# TASK:
Go through the material and write it all out exactly, minus the pictures.

# RECORDS SUPPLIED:
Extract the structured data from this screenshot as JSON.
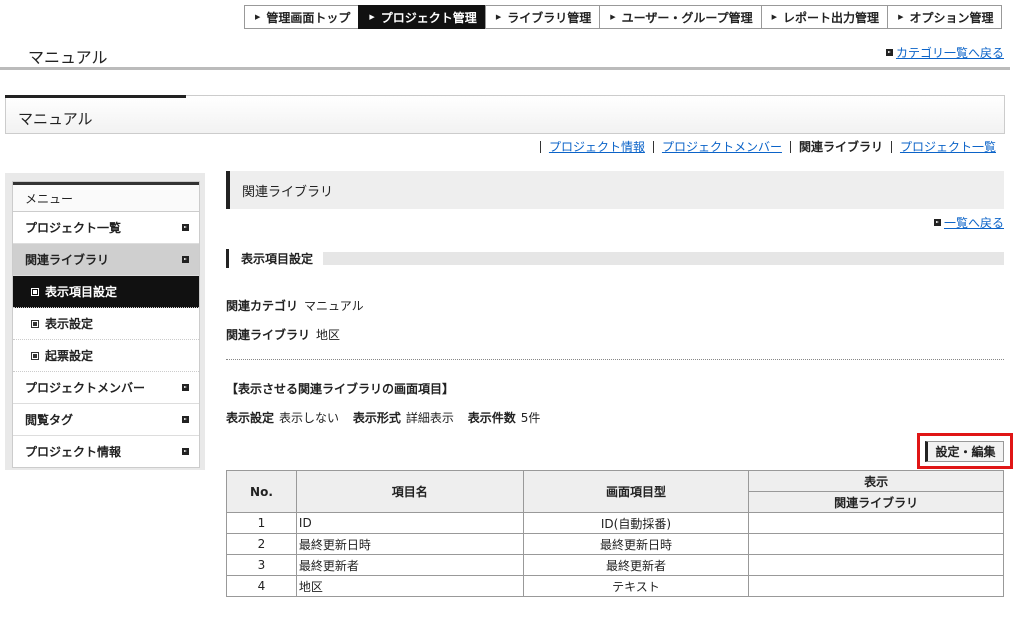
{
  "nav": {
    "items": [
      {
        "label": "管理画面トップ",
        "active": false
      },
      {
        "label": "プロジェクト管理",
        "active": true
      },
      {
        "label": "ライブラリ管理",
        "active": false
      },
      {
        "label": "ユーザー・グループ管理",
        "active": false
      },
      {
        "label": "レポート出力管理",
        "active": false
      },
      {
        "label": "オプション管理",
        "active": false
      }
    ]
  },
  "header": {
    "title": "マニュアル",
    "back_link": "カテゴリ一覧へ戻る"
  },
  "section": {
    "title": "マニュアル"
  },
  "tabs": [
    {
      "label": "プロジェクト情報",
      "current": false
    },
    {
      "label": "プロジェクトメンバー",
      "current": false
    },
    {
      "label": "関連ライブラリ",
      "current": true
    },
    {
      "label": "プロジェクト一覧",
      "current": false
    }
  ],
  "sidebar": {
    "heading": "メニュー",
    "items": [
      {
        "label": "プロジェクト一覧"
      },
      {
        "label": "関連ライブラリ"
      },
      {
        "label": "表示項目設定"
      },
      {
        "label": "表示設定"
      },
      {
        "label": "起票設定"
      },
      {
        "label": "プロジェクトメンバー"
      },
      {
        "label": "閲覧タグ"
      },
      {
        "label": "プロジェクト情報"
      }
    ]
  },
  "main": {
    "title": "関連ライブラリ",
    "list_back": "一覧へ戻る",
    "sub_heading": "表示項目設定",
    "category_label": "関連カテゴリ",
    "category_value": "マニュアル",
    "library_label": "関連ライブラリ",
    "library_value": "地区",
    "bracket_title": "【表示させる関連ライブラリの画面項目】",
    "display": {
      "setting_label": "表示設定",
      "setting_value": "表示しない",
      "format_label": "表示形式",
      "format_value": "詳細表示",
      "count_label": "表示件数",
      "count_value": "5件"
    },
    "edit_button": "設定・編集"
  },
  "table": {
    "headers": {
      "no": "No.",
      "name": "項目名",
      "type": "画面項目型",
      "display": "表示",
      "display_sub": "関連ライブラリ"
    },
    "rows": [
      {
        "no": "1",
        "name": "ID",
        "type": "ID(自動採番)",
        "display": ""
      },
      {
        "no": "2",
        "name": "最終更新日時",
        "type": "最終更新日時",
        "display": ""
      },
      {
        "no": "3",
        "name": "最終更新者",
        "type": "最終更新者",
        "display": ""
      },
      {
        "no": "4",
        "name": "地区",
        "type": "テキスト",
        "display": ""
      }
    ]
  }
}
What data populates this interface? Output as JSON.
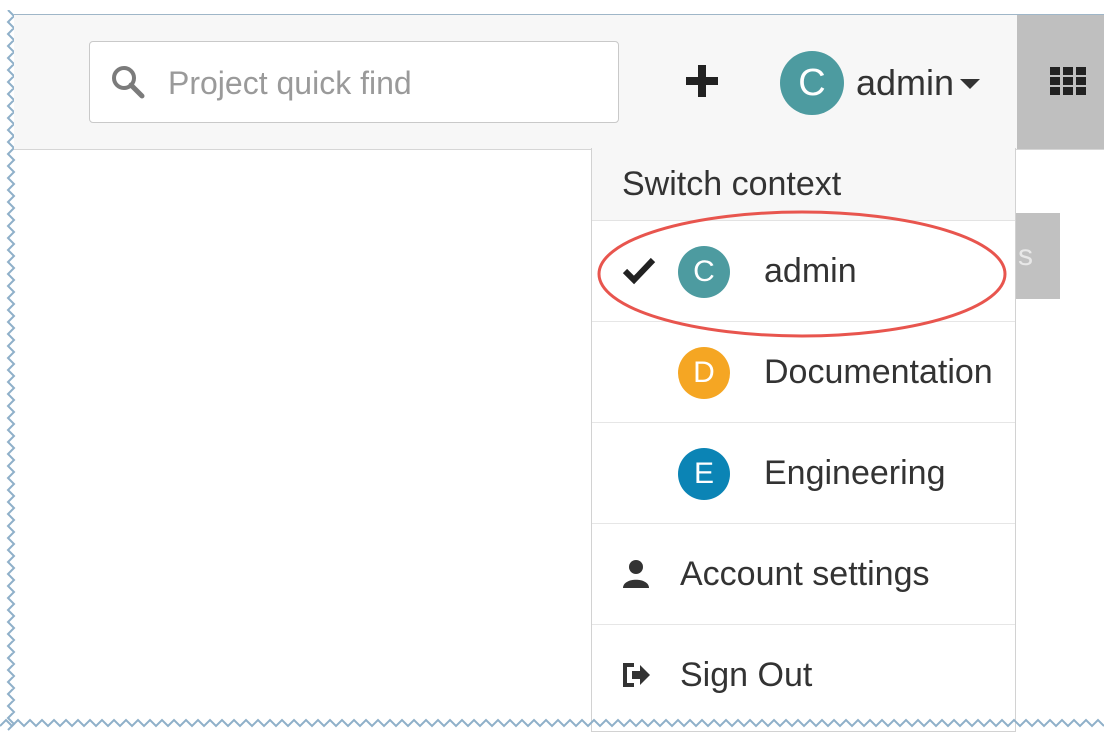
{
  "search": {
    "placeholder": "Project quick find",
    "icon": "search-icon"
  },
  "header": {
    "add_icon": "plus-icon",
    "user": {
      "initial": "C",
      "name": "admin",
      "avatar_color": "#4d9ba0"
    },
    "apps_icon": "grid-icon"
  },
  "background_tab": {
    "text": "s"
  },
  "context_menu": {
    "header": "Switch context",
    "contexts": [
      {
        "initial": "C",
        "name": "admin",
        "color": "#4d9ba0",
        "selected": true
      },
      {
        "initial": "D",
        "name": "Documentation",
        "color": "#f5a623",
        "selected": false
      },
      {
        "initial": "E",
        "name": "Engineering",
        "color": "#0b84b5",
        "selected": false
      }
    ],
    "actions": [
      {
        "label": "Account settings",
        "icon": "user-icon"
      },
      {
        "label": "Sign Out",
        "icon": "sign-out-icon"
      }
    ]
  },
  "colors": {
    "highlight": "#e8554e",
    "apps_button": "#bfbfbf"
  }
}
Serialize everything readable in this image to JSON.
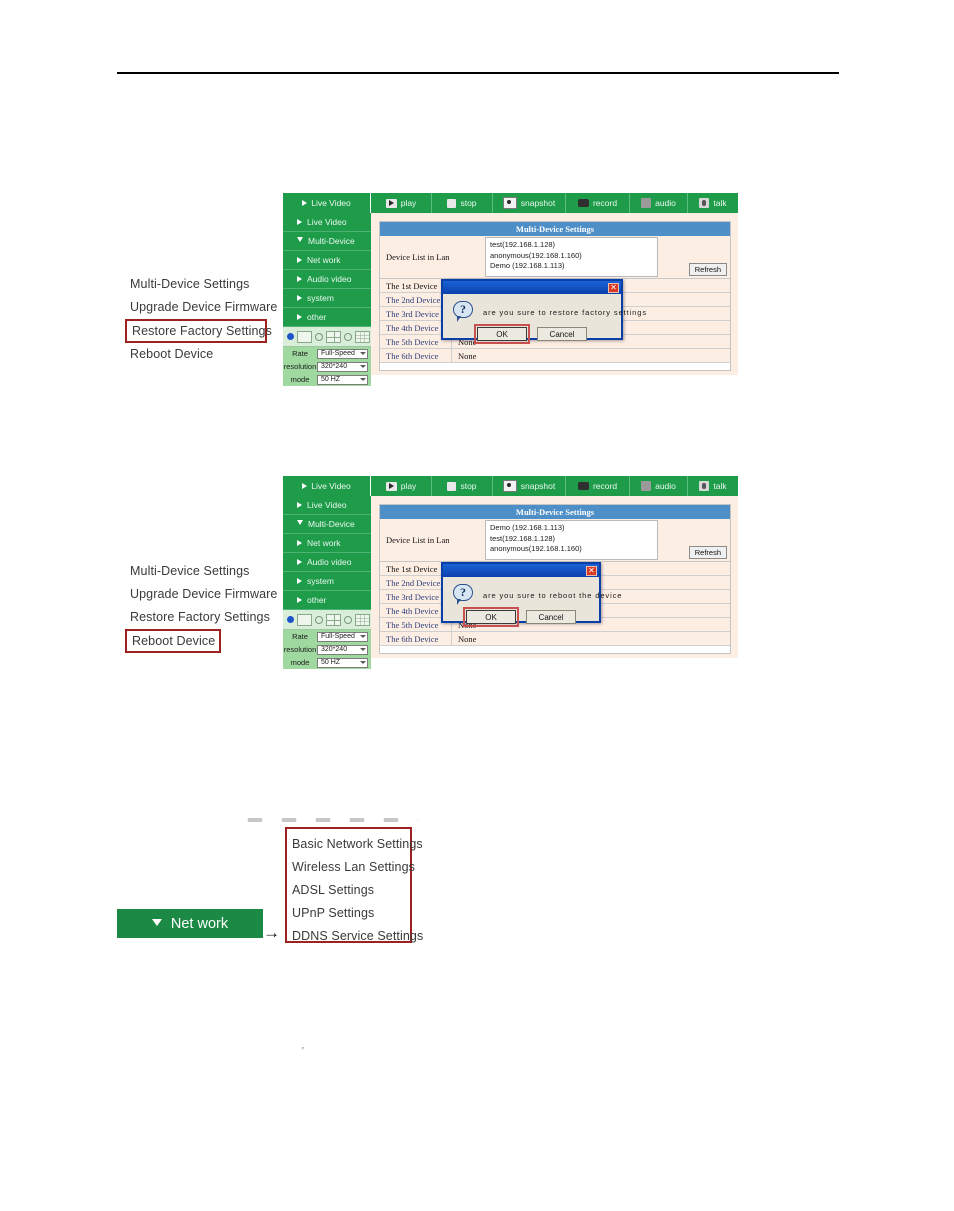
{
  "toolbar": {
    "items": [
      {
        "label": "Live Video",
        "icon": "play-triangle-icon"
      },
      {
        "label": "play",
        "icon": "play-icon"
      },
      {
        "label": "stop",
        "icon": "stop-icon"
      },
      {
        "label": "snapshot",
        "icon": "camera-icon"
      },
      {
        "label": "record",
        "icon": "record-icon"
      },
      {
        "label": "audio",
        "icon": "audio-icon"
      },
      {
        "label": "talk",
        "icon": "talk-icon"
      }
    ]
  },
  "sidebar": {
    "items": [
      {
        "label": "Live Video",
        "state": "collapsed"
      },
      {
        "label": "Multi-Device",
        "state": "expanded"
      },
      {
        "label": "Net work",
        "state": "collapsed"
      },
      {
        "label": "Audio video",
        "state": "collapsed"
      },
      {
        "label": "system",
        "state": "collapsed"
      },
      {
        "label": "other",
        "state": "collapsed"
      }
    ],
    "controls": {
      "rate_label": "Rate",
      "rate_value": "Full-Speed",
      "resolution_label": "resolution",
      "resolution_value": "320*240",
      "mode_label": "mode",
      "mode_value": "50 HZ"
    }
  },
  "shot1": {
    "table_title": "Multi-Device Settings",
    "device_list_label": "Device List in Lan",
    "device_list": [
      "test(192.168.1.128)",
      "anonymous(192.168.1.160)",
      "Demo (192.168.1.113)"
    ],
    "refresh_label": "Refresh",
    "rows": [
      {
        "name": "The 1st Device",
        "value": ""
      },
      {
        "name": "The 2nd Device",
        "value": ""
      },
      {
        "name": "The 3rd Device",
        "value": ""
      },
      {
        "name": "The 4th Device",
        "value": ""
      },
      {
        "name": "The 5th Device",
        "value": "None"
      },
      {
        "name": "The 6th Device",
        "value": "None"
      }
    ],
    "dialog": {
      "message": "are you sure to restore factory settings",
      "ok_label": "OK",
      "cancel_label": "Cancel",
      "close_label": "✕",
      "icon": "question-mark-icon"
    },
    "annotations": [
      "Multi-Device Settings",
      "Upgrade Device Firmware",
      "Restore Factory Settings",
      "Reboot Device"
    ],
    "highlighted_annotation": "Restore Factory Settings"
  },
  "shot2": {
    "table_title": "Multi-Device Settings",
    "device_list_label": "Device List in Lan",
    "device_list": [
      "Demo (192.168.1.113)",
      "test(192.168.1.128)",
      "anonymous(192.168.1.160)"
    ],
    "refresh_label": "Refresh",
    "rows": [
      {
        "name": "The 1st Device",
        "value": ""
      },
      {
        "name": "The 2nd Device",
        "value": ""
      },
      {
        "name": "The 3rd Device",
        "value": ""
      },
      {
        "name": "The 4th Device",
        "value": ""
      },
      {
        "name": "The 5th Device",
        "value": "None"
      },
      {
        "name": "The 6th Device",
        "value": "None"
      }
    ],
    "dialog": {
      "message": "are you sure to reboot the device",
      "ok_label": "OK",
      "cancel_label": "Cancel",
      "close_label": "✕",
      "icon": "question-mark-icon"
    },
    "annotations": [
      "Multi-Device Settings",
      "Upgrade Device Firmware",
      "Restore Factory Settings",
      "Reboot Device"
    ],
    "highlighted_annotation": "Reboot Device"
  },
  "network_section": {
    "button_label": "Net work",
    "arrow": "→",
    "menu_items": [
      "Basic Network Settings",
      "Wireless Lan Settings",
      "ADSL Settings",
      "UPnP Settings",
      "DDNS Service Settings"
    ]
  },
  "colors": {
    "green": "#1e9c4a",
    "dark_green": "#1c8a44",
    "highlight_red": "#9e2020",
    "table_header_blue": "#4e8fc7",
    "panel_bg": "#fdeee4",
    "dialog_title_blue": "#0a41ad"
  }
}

# OUTPUT OF THE EXERCISE:
Extract the structured data from this screenshot as JSON.
{
  "nav": {
    "items": [
      {
        "label": "管理画面トップ",
        "active": false
      },
      {
        "label": "プロジェクト管理",
        "active": true
      },
      {
        "label": "ライブラリ管理",
        "active": false
      },
      {
        "label": "ユーザー・グループ管理",
        "active": false
      },
      {
        "label": "レポート出力管理",
        "active": false
      },
      {
        "label": "オプション管理",
        "active": false
      }
    ]
  },
  "header": {
    "title": "マニュアル",
    "back_link": "カテゴリ一覧へ戻る"
  },
  "section": {
    "title": "マニュアル"
  },
  "tabs": [
    {
      "label": "プロジェクト情報",
      "current": false
    },
    {
      "label": "プロジェクトメンバー",
      "current": false
    },
    {
      "label": "関連ライブラリ",
      "current": true
    },
    {
      "label": "プロジェクト一覧",
      "current": false
    }
  ],
  "sidebar": {
    "heading": "メニュー",
    "items": [
      {
        "label": "プロジェクト一覧"
      },
      {
        "label": "関連ライブラリ"
      },
      {
        "label": "表示項目設定"
      },
      {
        "label": "表示設定"
      },
      {
        "label": "起票設定"
      },
      {
        "label": "プロジェクトメンバー"
      },
      {
        "label": "閲覧タグ"
      },
      {
        "label": "プロジェクト情報"
      }
    ]
  },
  "main": {
    "title": "関連ライブラリ",
    "list_back": "一覧へ戻る",
    "sub_heading": "表示項目設定",
    "category_label": "関連カテゴリ",
    "category_value": "マニュアル",
    "library_label": "関連ライブラリ",
    "library_value": "地区",
    "bracket_title": "【表示させる関連ライブラリの画面項目】",
    "display": {
      "setting_label": "表示設定",
      "setting_value": "表示しない",
      "format_label": "表示形式",
      "format_value": "詳細表示",
      "count_label": "表示件数",
      "count_value": "5件"
    },
    "edit_button": "設定・編集"
  },
  "table": {
    "headers": {
      "no": "No.",
      "name": "項目名",
      "type": "画面項目型",
      "display": "表示",
      "display_sub": "関連ライブラリ"
    },
    "rows": [
      {
        "no": "1",
        "name": "ID",
        "type": "ID(自動採番)",
        "display": ""
      },
      {
        "no": "2",
        "name": "最終更新日時",
        "type": "最終更新日時",
        "display": ""
      },
      {
        "no": "3",
        "name": "最終更新者",
        "type": "最終更新者",
        "display": ""
      },
      {
        "no": "4",
        "name": "地区",
        "type": "テキスト",
        "display": ""
      }
    ]
  }
}
What data populates this interface? Output as JSON.
{
  "search": {
    "placeholder": "Project quick find",
    "icon": "search-icon"
  },
  "header": {
    "add_icon": "plus-icon",
    "user": {
      "initial": "C",
      "name": "admin",
      "avatar_color": "#4d9ba0"
    },
    "apps_icon": "grid-icon"
  },
  "background_tab": {
    "text": "s"
  },
  "context_menu": {
    "header": "Switch context",
    "contexts": [
      {
        "initial": "C",
        "name": "admin",
        "color": "#4d9ba0",
        "selected": true
      },
      {
        "initial": "D",
        "name": "Documentation",
        "color": "#f5a623",
        "selected": false
      },
      {
        "initial": "E",
        "name": "Engineering",
        "color": "#0b84b5",
        "selected": false
      }
    ],
    "actions": [
      {
        "label": "Account settings",
        "icon": "user-icon"
      },
      {
        "label": "Sign Out",
        "icon": "sign-out-icon"
      }
    ]
  },
  "colors": {
    "highlight": "#e8554e",
    "apps_button": "#bfbfbf"
  }
}
Serialize everything readable in this image to JSON.
{
  "toolbar": {
    "items": [
      {
        "label": "Live Video",
        "icon": "play-triangle-icon"
      },
      {
        "label": "play",
        "icon": "play-icon"
      },
      {
        "label": "stop",
        "icon": "stop-icon"
      },
      {
        "label": "snapshot",
        "icon": "camera-icon"
      },
      {
        "label": "record",
        "icon": "record-icon"
      },
      {
        "label": "audio",
        "icon": "audio-icon"
      },
      {
        "label": "talk",
        "icon": "talk-icon"
      }
    ]
  },
  "sidebar": {
    "items": [
      {
        "label": "Live Video",
        "state": "collapsed"
      },
      {
        "label": "Multi-Device",
        "state": "expanded"
      },
      {
        "label": "Net work",
        "state": "collapsed"
      },
      {
        "label": "Audio video",
        "state": "collapsed"
      },
      {
        "label": "system",
        "state": "collapsed"
      },
      {
        "label": "other",
        "state": "collapsed"
      }
    ],
    "controls": {
      "rate_label": "Rate",
      "rate_value": "Full-Speed",
      "resolution_label": "resolution",
      "resolution_value": "320*240",
      "mode_label": "mode",
      "mode_value": "50 HZ"
    }
  },
  "shot1": {
    "table_title": "Multi-Device Settings",
    "device_list_label": "Device List in Lan",
    "device_list": [
      "test(192.168.1.128)",
      "anonymous(192.168.1.160)",
      "Demo (192.168.1.113)"
    ],
    "refresh_label": "Refresh",
    "rows": [
      {
        "name": "The 1st Device",
        "value": ""
      },
      {
        "name": "The 2nd Device",
        "value": ""
      },
      {
        "name": "The 3rd Device",
        "value": ""
      },
      {
        "name": "The 4th Device",
        "value": ""
      },
      {
        "name": "The 5th Device",
        "value": "None"
      },
      {
        "name": "The 6th Device",
        "value": "None"
      }
    ],
    "dialog": {
      "message": "are you sure to restore factory settings",
      "ok_label": "OK",
      "cancel_label": "Cancel",
      "close_label": "✕",
      "icon": "question-mark-icon"
    },
    "annotations": [
      "Multi-Device Settings",
      "Upgrade Device Firmware",
      "Restore Factory Settings",
      "Reboot Device"
    ],
    "highlighted_annotation": "Restore Factory Settings"
  },
  "shot2": {
    "table_title": "Multi-Device Settings",
    "device_list_label": "Device List in Lan",
    "device_list": [
      "Demo (192.168.1.113)",
      "test(192.168.1.128)",
      "anonymous(192.168.1.160)"
    ],
    "refresh_label": "Refresh",
    "rows": [
      {
        "name": "The 1st Device",
        "value": ""
      },
      {
        "name": "The 2nd Device",
        "value": ""
      },
      {
        "name": "The 3rd Device",
        "value": ""
      },
      {
        "name": "The 4th Device",
        "value": ""
      },
      {
        "name": "The 5th Device",
        "value": "None"
      },
      {
        "name": "The 6th Device",
        "value": "None"
      }
    ],
    "dialog": {
      "message": "are you sure to reboot the device",
      "ok_label": "OK",
      "cancel_label": "Cancel",
      "close_label": "✕",
      "icon": "question-mark-icon"
    },
    "annotations": [
      "Multi-Device Settings",
      "Upgrade Device Firmware",
      "Restore Factory Settings",
      "Reboot Device"
    ],
    "highlighted_annotation": "Reboot Device"
  },
  "network_section": {
    "button_label": "Net work",
    "arrow": "→",
    "menu_items": [
      "Basic Network Settings",
      "Wireless Lan Settings",
      "ADSL Settings",
      "UPnP Settings",
      "DDNS Service Settings"
    ]
  },
  "colors": {
    "green": "#1e9c4a",
    "dark_green": "#1c8a44",
    "highlight_red": "#9e2020",
    "table_header_blue": "#4e8fc7",
    "panel_bg": "#fdeee4",
    "dialog_title_blue": "#0a41ad"
  }
}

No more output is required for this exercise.